(Dataset items)
## start

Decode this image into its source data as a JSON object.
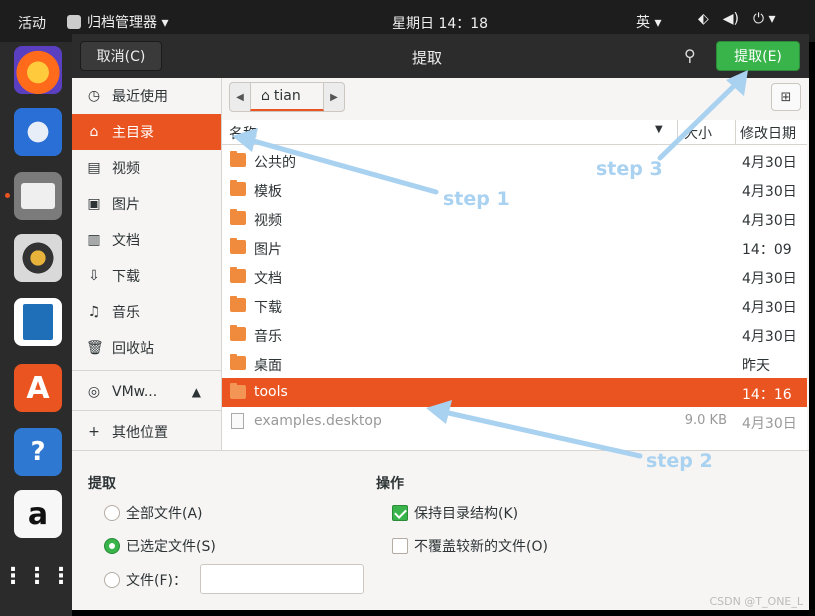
{
  "topbar": {
    "activities": "活动",
    "app_menu": "归档管理器 ▾",
    "clock": "星期日 14：18",
    "input_method": "英 ▾",
    "network_icon": "network-icon",
    "volume_icon": "volume-icon",
    "power_icon": "power-icon"
  },
  "dock": {
    "apps": [
      "firefox-icon",
      "thunderbird-icon",
      "files-icon",
      "rhythmbox-icon",
      "writer-icon",
      "software-center-icon",
      "help-icon",
      "amazon-icon",
      "app-grid-icon"
    ],
    "help_glyph": "?",
    "amazon_glyph": "a"
  },
  "header": {
    "cancel": "取消(C)",
    "title": "提取",
    "extract": "提取(E)"
  },
  "sidebar": {
    "items": [
      {
        "label": "最近使用",
        "icon": "◷"
      },
      {
        "label": "主目录",
        "icon": "⌂"
      },
      {
        "label": "视频",
        "icon": "▤"
      },
      {
        "label": "图片",
        "icon": "▣"
      },
      {
        "label": "文档",
        "icon": "▥"
      },
      {
        "label": "下载",
        "icon": "⇩"
      },
      {
        "label": "音乐",
        "icon": "♫"
      },
      {
        "label": "回收站",
        "icon": "🗑"
      }
    ],
    "device": {
      "label": "VMw...",
      "icon": "◎",
      "eject": "▲"
    },
    "other": {
      "label": "其他位置",
      "icon": "+"
    }
  },
  "pathbar": {
    "crumb": "tian",
    "home_glyph": "⌂",
    "back_glyph": "◀",
    "forward_glyph": "▶",
    "new_folder_glyph": "⊞"
  },
  "columns": {
    "name": "名称",
    "size": "大小",
    "modified": "修改日期",
    "sort_glyph": "▼"
  },
  "files": [
    {
      "name": "公共的",
      "size": "",
      "date": "4月30日",
      "type": "folder"
    },
    {
      "name": "模板",
      "size": "",
      "date": "4月30日",
      "type": "folder"
    },
    {
      "name": "视频",
      "size": "",
      "date": "4月30日",
      "type": "folder"
    },
    {
      "name": "图片",
      "size": "",
      "date": "14：09",
      "type": "folder"
    },
    {
      "name": "文档",
      "size": "",
      "date": "4月30日",
      "type": "folder"
    },
    {
      "name": "下载",
      "size": "",
      "date": "4月30日",
      "type": "folder"
    },
    {
      "name": "音乐",
      "size": "",
      "date": "4月30日",
      "type": "folder"
    },
    {
      "name": "桌面",
      "size": "",
      "date": "昨天",
      "type": "folder"
    },
    {
      "name": "tools",
      "size": "",
      "date": "14：16",
      "type": "folder",
      "selected": true
    },
    {
      "name": "examples.desktop",
      "size": "9.0 KB",
      "date": "4月30日",
      "type": "file"
    }
  ],
  "extract_section": {
    "title": "提取",
    "all_files": "全部文件(A)",
    "selected_files": "已选定文件(S)",
    "files": "文件(F)：",
    "files_input_value": ""
  },
  "actions_section": {
    "title": "操作",
    "keep_structure": "保持目录结构(K)",
    "no_overwrite": "不覆盖较新的文件(O)"
  },
  "annotations": {
    "step1": "step 1",
    "step2": "step 2",
    "step3": "step 3"
  },
  "watermark": "CSDN @T_ONE_L",
  "colors": {
    "accent": "#e95420",
    "extract_button": "#38b44a",
    "annotation": "#a9d1f0"
  }
}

## end

Stated goal
Return a copy of every line that includes the word "label".

Full solution
        "label": "最近使用",
        "label": "主目录",
        "label": "视频",
        "label": "图片",
        "label": "文档",
        "label": "下载",
        "label": "音乐",
        "label": "回收站",
      "label": "VMw...",
      "label": "其他位置",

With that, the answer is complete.